— begin —
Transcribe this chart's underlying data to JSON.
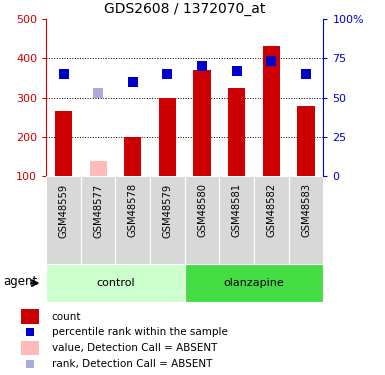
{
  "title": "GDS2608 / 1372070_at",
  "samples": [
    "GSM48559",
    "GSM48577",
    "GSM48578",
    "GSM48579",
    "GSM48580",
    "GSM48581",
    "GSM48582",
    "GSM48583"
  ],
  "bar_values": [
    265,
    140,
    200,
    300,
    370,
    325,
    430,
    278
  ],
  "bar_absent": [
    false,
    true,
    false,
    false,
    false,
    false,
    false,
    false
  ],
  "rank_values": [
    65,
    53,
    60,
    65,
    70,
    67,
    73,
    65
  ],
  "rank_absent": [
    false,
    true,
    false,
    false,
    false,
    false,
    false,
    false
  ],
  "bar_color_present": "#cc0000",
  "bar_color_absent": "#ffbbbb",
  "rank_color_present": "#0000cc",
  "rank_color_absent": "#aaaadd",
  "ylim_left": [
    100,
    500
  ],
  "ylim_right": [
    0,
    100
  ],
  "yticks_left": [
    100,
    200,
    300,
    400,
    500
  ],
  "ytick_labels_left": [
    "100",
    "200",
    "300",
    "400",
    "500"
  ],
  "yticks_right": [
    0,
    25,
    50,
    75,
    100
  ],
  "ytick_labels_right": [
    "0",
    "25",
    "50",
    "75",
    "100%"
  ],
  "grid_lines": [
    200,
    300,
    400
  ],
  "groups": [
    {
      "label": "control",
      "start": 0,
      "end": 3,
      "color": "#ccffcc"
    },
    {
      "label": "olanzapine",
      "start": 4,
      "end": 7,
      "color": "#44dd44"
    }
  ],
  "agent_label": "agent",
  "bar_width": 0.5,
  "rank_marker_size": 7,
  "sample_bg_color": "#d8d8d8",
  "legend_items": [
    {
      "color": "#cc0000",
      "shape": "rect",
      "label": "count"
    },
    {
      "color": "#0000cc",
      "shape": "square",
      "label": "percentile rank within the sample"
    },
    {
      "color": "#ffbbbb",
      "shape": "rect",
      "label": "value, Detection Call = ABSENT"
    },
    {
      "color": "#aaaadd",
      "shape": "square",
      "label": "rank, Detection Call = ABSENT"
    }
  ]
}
— end —
— begin —
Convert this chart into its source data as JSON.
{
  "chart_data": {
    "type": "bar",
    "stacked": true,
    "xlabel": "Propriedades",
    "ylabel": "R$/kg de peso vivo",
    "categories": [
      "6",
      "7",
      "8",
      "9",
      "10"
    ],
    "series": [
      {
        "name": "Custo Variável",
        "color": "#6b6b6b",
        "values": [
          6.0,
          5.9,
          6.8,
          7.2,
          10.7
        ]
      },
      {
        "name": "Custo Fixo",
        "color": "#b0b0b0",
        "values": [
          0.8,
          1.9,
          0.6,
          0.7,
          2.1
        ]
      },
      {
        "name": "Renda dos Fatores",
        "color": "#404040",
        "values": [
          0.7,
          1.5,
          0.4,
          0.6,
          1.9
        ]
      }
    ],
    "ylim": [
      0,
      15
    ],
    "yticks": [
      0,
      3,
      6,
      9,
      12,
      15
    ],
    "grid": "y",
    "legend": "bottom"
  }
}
— end —
— begin —
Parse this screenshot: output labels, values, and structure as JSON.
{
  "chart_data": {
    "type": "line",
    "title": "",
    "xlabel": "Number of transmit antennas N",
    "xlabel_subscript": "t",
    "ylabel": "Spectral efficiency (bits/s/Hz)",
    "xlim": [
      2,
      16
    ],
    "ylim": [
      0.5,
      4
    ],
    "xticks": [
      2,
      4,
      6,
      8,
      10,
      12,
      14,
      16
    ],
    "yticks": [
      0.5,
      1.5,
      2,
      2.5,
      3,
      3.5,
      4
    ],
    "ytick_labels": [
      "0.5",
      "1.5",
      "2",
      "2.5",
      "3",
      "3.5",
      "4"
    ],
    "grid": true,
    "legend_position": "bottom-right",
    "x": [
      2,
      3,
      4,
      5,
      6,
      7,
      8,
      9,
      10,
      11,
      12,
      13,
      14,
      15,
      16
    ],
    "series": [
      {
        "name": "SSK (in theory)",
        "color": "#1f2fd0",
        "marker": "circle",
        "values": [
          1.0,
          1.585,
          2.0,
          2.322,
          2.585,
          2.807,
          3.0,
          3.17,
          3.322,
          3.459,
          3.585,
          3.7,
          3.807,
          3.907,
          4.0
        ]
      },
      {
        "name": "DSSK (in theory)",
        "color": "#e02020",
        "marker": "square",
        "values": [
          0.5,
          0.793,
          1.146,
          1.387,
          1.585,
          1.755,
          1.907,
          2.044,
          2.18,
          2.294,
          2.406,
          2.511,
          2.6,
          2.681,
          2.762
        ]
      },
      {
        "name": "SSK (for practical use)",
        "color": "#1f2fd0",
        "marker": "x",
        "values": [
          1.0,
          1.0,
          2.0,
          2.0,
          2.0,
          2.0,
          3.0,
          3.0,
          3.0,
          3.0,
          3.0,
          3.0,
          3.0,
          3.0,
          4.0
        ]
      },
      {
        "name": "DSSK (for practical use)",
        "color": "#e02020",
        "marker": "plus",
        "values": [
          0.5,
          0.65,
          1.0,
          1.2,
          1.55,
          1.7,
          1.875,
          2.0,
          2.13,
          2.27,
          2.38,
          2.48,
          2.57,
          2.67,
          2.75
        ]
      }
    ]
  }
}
— end —
*TASK OBJECTIVE*: Find how many lines in the listing hold "ffbbbb", and reply with that number only.

*EXERCISE RESULT*: 2